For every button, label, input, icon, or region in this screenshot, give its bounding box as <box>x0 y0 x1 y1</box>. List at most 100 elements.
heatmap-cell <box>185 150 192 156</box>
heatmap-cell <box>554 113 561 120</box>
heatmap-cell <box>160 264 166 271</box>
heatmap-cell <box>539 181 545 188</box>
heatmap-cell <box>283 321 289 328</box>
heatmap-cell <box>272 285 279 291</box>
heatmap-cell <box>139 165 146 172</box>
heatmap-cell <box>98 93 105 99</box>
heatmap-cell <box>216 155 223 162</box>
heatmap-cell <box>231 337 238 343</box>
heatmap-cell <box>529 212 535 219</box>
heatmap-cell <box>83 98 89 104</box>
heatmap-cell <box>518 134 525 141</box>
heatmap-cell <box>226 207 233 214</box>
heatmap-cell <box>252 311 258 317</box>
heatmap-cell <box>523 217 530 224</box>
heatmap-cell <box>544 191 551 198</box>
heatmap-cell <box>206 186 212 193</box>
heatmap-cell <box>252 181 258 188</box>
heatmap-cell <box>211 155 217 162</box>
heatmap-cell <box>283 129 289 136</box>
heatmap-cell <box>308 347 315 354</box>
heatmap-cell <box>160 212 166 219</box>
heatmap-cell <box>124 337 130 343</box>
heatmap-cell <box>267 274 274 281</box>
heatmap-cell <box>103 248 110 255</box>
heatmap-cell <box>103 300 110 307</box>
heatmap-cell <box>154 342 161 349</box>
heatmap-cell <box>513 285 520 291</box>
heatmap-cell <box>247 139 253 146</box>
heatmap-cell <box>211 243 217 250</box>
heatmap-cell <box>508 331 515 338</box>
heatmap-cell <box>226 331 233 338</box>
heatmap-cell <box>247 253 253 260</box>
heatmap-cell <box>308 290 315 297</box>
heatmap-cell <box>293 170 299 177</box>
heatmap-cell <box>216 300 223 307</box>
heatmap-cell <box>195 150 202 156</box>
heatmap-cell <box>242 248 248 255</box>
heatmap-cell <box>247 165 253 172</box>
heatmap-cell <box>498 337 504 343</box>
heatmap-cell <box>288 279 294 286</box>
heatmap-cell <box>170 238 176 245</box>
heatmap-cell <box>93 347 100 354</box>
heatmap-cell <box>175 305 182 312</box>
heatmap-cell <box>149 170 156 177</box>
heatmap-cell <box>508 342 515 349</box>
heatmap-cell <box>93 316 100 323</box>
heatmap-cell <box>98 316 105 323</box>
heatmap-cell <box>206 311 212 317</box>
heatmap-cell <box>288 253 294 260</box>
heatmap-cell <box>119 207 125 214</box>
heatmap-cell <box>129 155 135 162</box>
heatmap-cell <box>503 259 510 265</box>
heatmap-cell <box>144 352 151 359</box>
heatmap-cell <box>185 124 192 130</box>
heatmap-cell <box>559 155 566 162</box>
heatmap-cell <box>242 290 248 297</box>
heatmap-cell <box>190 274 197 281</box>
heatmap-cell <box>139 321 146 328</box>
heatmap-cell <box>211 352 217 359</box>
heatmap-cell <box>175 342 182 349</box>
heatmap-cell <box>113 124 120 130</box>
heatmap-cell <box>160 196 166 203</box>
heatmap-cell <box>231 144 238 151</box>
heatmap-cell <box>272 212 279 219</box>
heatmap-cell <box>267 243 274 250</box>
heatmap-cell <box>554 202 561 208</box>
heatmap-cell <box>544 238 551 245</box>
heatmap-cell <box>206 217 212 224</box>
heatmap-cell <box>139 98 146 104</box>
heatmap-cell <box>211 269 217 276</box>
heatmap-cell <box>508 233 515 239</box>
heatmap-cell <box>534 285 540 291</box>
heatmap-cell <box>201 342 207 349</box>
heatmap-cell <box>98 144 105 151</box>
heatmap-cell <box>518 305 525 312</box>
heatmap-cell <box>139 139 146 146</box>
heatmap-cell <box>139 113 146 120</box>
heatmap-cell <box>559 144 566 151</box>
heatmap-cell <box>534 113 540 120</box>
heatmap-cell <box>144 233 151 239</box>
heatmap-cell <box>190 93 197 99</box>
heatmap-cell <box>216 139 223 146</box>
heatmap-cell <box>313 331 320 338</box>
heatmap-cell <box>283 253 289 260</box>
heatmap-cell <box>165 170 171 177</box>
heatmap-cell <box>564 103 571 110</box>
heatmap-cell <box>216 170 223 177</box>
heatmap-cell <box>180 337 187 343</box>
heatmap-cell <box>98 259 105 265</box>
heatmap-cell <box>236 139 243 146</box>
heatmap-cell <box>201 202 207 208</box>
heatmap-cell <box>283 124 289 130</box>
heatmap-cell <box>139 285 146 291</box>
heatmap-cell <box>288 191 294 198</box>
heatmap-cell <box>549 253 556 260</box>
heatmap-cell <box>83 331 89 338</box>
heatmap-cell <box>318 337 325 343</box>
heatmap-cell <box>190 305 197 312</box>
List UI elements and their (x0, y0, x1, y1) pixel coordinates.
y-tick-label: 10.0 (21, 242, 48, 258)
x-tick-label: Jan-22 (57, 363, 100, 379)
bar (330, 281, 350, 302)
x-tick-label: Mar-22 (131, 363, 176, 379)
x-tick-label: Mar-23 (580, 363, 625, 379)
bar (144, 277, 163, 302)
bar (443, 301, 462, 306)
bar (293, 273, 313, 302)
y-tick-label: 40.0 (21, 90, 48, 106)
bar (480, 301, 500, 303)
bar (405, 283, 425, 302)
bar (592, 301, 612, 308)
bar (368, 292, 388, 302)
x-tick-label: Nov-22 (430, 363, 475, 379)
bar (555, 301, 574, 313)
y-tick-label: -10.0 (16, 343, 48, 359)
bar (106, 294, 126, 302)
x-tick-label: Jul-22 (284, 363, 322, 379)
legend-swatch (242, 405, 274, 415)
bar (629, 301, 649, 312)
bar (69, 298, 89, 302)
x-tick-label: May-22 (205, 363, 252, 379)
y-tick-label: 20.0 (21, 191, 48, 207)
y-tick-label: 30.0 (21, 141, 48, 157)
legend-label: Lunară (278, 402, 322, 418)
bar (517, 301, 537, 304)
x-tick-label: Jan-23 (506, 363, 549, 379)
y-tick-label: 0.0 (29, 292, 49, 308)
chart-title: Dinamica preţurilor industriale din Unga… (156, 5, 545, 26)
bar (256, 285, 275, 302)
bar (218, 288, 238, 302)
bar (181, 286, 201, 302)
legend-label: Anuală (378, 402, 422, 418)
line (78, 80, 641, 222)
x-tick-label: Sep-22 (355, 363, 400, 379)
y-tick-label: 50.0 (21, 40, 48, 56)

● ● ● ● ●

> **Enunciado do problema**
Transcreva todas as linhas dos dados acima, do início ao fim, sem alterar nada.

> **Resolução do exercício**
For every button, label, input, icon, or region in this screenshot, give its bounding box as <box>x0 y0 x1 y1</box>. List at most 100 elements.
heatmap-cell <box>185 150 192 156</box>
heatmap-cell <box>554 113 561 120</box>
heatmap-cell <box>160 264 166 271</box>
heatmap-cell <box>539 181 545 188</box>
heatmap-cell <box>283 321 289 328</box>
heatmap-cell <box>272 285 279 291</box>
heatmap-cell <box>139 165 146 172</box>
heatmap-cell <box>98 93 105 99</box>
heatmap-cell <box>216 155 223 162</box>
heatmap-cell <box>231 337 238 343</box>
heatmap-cell <box>529 212 535 219</box>
heatmap-cell <box>83 98 89 104</box>
heatmap-cell <box>518 134 525 141</box>
heatmap-cell <box>226 207 233 214</box>
heatmap-cell <box>252 311 258 317</box>
heatmap-cell <box>523 217 530 224</box>
heatmap-cell <box>544 191 551 198</box>
heatmap-cell <box>206 186 212 193</box>
heatmap-cell <box>252 181 258 188</box>
heatmap-cell <box>211 155 217 162</box>
heatmap-cell <box>283 129 289 136</box>
heatmap-cell <box>308 347 315 354</box>
heatmap-cell <box>160 212 166 219</box>
heatmap-cell <box>124 337 130 343</box>
heatmap-cell <box>267 274 274 281</box>
heatmap-cell <box>103 248 110 255</box>
heatmap-cell <box>103 300 110 307</box>
heatmap-cell <box>154 342 161 349</box>
heatmap-cell <box>513 285 520 291</box>
heatmap-cell <box>247 139 253 146</box>
heatmap-cell <box>211 243 217 250</box>
heatmap-cell <box>508 331 515 338</box>
heatmap-cell <box>226 331 233 338</box>
heatmap-cell <box>247 253 253 260</box>
heatmap-cell <box>308 290 315 297</box>
heatmap-cell <box>293 170 299 177</box>
heatmap-cell <box>216 300 223 307</box>
heatmap-cell <box>195 150 202 156</box>
heatmap-cell <box>242 248 248 255</box>
heatmap-cell <box>247 165 253 172</box>
heatmap-cell <box>498 337 504 343</box>
heatmap-cell <box>288 279 294 286</box>
heatmap-cell <box>170 238 176 245</box>
heatmap-cell <box>93 347 100 354</box>
heatmap-cell <box>175 305 182 312</box>
heatmap-cell <box>149 170 156 177</box>
heatmap-cell <box>508 342 515 349</box>
heatmap-cell <box>93 316 100 323</box>
heatmap-cell <box>98 316 105 323</box>
heatmap-cell <box>206 311 212 317</box>
heatmap-cell <box>288 253 294 260</box>
heatmap-cell <box>119 207 125 214</box>
heatmap-cell <box>129 155 135 162</box>
heatmap-cell <box>503 259 510 265</box>
heatmap-cell <box>144 352 151 359</box>
heatmap-cell <box>185 124 192 130</box>
heatmap-cell <box>559 155 566 162</box>
heatmap-cell <box>242 290 248 297</box>
heatmap-cell <box>190 274 197 281</box>
heatmap-cell <box>139 321 146 328</box>
heatmap-cell <box>211 352 217 359</box>
heatmap-cell <box>175 342 182 349</box>
heatmap-cell <box>113 124 120 130</box>
heatmap-cell <box>160 196 166 203</box>
heatmap-cell <box>231 144 238 151</box>
heatmap-cell <box>272 212 279 219</box>
heatmap-cell <box>267 243 274 250</box>
heatmap-cell <box>554 202 561 208</box>
heatmap-cell <box>544 238 551 245</box>
heatmap-cell <box>206 217 212 224</box>
heatmap-cell <box>139 98 146 104</box>
heatmap-cell <box>211 269 217 276</box>
heatmap-cell <box>508 233 515 239</box>
heatmap-cell <box>534 285 540 291</box>
heatmap-cell <box>201 342 207 349</box>
heatmap-cell <box>98 144 105 151</box>
heatmap-cell <box>518 305 525 312</box>
heatmap-cell <box>139 139 146 146</box>
heatmap-cell <box>139 113 146 120</box>
heatmap-cell <box>559 144 566 151</box>
heatmap-cell <box>534 113 540 120</box>
heatmap-cell <box>144 233 151 239</box>
heatmap-cell <box>190 93 197 99</box>
heatmap-cell <box>216 139 223 146</box>
heatmap-cell <box>313 331 320 338</box>
heatmap-cell <box>283 253 289 260</box>
heatmap-cell <box>165 170 171 177</box>
heatmap-cell <box>564 103 571 110</box>
heatmap-cell <box>216 170 223 177</box>
heatmap-cell <box>180 337 187 343</box>
heatmap-cell <box>98 259 105 265</box>
heatmap-cell <box>236 139 243 146</box>
heatmap-cell <box>201 202 207 208</box>
heatmap-cell <box>283 124 289 130</box>
heatmap-cell <box>139 285 146 291</box>
heatmap-cell <box>288 191 294 198</box>
heatmap-cell <box>549 253 556 260</box>
heatmap-cell <box>83 331 89 338</box>
heatmap-cell <box>318 337 325 343</box>
heatmap-cell <box>190 305 197 312</box>
List UI elements and their (x0, y0, x1, y1) pixel coordinates.
y-tick-label: 10.0 (21, 242, 48, 258)
x-tick-label: Jan-22 (57, 363, 100, 379)
bar (330, 281, 350, 302)
x-tick-label: Mar-22 (131, 363, 176, 379)
x-tick-label: Mar-23 (580, 363, 625, 379)
bar (144, 277, 163, 302)
bar (443, 301, 462, 306)
bar (293, 273, 313, 302)
y-tick-label: 40.0 (21, 90, 48, 106)
bar (480, 301, 500, 303)
bar (405, 283, 425, 302)
bar (592, 301, 612, 308)
bar (368, 292, 388, 302)
x-tick-label: Nov-22 (430, 363, 475, 379)
bar (555, 301, 574, 313)
y-tick-label: -10.0 (16, 343, 48, 359)
bar (106, 294, 126, 302)
x-tick-label: Jul-22 (284, 363, 322, 379)
legend-swatch (242, 405, 274, 415)
bar (629, 301, 649, 312)
bar (69, 298, 89, 302)
x-tick-label: May-22 (205, 363, 252, 379)
y-tick-label: 20.0 (21, 191, 48, 207)
y-tick-label: 30.0 (21, 141, 48, 157)
legend-label: Lunară (278, 402, 322, 418)
bar (517, 301, 537, 304)
x-tick-label: Jan-23 (506, 363, 549, 379)
y-tick-label: 0.0 (29, 292, 49, 308)
chart-title: Dinamica preţurilor industriale din Unga… (156, 5, 545, 26)
bar (256, 285, 275, 302)
bar (218, 288, 238, 302)
bar (181, 286, 201, 302)
legend-label: Anuală (378, 402, 422, 418)
line (78, 80, 641, 222)
x-tick-label: Sep-22 (355, 363, 400, 379)
y-tick-label: 50.0 (21, 40, 48, 56)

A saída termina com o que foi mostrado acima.